(PROBLEM STATEMENT): Transcribe the data that follows precisely, omitting nothing.

## BEGIN

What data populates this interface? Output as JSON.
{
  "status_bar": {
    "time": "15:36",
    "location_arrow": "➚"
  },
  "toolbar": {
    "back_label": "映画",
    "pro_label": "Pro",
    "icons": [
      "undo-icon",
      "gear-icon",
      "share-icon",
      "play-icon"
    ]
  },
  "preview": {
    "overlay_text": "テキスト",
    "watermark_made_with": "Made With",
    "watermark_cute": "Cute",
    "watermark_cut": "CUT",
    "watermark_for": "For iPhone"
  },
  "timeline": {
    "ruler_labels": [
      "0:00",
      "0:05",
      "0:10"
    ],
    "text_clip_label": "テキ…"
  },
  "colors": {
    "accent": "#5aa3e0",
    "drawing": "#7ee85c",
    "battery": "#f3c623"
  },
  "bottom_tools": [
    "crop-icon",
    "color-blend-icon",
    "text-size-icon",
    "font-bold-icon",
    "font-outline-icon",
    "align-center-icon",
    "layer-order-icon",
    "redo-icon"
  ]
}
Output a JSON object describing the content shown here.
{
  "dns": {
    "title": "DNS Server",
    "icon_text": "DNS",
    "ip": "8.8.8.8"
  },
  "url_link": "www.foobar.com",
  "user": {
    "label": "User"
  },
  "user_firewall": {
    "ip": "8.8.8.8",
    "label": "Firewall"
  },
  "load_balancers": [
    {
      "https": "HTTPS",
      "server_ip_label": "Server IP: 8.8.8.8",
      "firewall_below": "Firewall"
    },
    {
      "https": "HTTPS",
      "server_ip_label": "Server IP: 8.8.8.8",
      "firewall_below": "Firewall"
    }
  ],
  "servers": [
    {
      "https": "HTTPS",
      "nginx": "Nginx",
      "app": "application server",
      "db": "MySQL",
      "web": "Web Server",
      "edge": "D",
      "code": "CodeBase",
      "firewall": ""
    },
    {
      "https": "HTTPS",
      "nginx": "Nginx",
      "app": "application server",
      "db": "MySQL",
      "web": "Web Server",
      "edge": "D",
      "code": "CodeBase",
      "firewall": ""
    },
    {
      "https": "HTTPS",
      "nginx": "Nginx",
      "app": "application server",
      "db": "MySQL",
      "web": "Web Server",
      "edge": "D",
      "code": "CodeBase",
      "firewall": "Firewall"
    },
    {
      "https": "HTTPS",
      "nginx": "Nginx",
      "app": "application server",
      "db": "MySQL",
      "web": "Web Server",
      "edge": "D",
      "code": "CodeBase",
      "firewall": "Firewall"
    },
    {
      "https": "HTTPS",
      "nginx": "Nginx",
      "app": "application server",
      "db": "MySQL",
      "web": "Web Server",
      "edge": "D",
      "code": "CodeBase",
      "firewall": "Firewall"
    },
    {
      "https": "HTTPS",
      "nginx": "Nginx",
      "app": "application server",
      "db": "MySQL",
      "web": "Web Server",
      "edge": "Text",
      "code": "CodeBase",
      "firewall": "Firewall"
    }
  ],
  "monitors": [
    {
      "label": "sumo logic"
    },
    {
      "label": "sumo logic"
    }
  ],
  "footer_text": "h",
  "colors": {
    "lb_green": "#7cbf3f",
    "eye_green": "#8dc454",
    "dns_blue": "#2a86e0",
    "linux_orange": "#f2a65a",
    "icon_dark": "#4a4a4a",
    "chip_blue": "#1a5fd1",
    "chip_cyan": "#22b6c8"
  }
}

## END

(TASK RESPONSE):
What data populates this interface? Output as JSON.
{
  "status_bar": {
    "time": "15:36",
    "location_arrow": "➚"
  },
  "toolbar": {
    "back_label": "映画",
    "pro_label": "Pro",
    "icons": [
      "undo-icon",
      "gear-icon",
      "share-icon",
      "play-icon"
    ]
  },
  "preview": {
    "overlay_text": "テキスト",
    "watermark_made_with": "Made With",
    "watermark_cute": "Cute",
    "watermark_cut": "CUT",
    "watermark_for": "For iPhone"
  },
  "timeline": {
    "ruler_labels": [
      "0:00",
      "0:05",
      "0:10"
    ],
    "text_clip_label": "テキ…"
  },
  "colors": {
    "accent": "#5aa3e0",
    "drawing": "#7ee85c",
    "battery": "#f3c623"
  },
  "bottom_tools": [
    "crop-icon",
    "color-blend-icon",
    "text-size-icon",
    "font-bold-icon",
    "font-outline-icon",
    "align-center-icon",
    "layer-order-icon",
    "redo-icon"
  ]
}
Output a JSON object describing the content shown here.
{
  "dns": {
    "title": "DNS Server",
    "icon_text": "DNS",
    "ip": "8.8.8.8"
  },
  "url_link": "www.foobar.com",
  "user": {
    "label": "User"
  },
  "user_firewall": {
    "ip": "8.8.8.8",
    "label": "Firewall"
  },
  "load_balancers": [
    {
      "https": "HTTPS",
      "server_ip_label": "Server IP: 8.8.8.8",
      "firewall_below": "Firewall"
    },
    {
      "https": "HTTPS",
      "server_ip_label": "Server IP: 8.8.8.8",
      "firewall_below": "Firewall"
    }
  ],
  "servers": [
    {
      "https": "HTTPS",
      "nginx": "Nginx",
      "app": "application server",
      "db": "MySQL",
      "web": "Web Server",
      "edge": "D",
      "code": "CodeBase",
      "firewall": ""
    },
    {
      "https": "HTTPS",
      "nginx": "Nginx",
      "app": "application server",
      "db": "MySQL",
      "web": "Web Server",
      "edge": "D",
      "code": "CodeBase",
      "firewall": ""
    },
    {
      "https": "HTTPS",
      "nginx": "Nginx",
      "app": "application server",
      "db": "MySQL",
      "web": "Web Server",
      "edge": "D",
      "code": "CodeBase",
      "firewall": "Firewall"
    },
    {
      "https": "HTTPS",
      "nginx": "Nginx",
      "app": "application server",
      "db": "MySQL",
      "web": "Web Server",
      "edge": "D",
      "code": "CodeBase",
      "firewall": "Firewall"
    },
    {
      "https": "HTTPS",
      "nginx": "Nginx",
      "app": "application server",
      "db": "MySQL",
      "web": "Web Server",
      "edge": "D",
      "code": "CodeBase",
      "firewall": "Firewall"
    },
    {
      "https": "HTTPS",
      "nginx": "Nginx",
      "app": "application server",
      "db": "MySQL",
      "web": "Web Server",
      "edge": "Text",
      "code": "CodeBase",
      "firewall": "Firewall"
    }
  ],
  "monitors": [
    {
      "label": "sumo logic"
    },
    {
      "label": "sumo logic"
    }
  ],
  "footer_text": "h",
  "colors": {
    "lb_green": "#7cbf3f",
    "eye_green": "#8dc454",
    "dns_blue": "#2a86e0",
    "linux_orange": "#f2a65a",
    "icon_dark": "#4a4a4a",
    "chip_blue": "#1a5fd1",
    "chip_cyan": "#22b6c8"
  }
}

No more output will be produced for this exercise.